| YOUR OBJECTIVE |
Go through the listing and return every line with "advisor" in it.

* START DATA EXTRACT *

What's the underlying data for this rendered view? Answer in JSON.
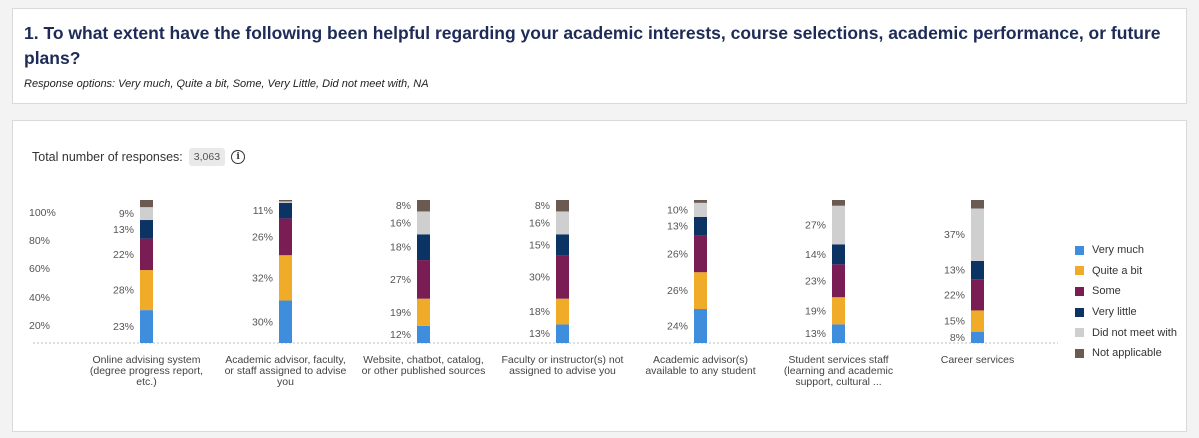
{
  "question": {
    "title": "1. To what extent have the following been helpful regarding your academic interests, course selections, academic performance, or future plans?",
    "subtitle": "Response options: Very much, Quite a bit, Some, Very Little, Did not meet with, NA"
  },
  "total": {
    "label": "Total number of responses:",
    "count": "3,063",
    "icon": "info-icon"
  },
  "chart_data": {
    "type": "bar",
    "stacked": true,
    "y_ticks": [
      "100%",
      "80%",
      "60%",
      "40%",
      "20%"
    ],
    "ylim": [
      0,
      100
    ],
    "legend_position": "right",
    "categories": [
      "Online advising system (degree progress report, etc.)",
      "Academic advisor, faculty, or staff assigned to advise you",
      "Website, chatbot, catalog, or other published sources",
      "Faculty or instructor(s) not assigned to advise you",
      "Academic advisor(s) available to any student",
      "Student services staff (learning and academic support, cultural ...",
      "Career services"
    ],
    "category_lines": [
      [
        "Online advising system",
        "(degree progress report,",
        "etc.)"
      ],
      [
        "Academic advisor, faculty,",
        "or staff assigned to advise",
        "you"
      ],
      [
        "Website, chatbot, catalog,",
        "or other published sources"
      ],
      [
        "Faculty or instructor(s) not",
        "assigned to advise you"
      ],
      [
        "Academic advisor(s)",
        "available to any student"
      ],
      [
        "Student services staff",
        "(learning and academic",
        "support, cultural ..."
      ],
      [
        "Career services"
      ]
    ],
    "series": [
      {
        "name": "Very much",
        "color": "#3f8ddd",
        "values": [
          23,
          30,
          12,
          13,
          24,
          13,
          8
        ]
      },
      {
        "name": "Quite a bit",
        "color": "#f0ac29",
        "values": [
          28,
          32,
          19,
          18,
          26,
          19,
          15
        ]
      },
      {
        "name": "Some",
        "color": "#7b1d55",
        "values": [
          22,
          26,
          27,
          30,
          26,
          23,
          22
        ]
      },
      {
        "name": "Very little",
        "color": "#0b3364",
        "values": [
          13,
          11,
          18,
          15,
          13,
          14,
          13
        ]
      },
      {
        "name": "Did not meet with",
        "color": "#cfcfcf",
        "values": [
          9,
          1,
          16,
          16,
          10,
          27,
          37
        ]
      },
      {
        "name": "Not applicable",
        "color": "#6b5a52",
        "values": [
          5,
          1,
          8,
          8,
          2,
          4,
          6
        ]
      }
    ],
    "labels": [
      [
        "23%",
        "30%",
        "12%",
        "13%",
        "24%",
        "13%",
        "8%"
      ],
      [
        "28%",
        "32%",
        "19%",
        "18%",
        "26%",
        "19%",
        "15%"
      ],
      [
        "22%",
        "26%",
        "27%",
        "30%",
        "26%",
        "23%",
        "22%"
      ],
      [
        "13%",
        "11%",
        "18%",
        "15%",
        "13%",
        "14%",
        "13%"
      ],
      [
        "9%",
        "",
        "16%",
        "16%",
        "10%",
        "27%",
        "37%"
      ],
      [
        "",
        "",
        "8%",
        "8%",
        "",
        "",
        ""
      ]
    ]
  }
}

* END DATA EXTRACT *

| TASK SOLUTION |
      "Academic advisor, faculty, or staff assigned to advise you",
      "Academic advisor(s) available to any student",
        "Academic advisor, faculty,",
        "Academic advisor(s)",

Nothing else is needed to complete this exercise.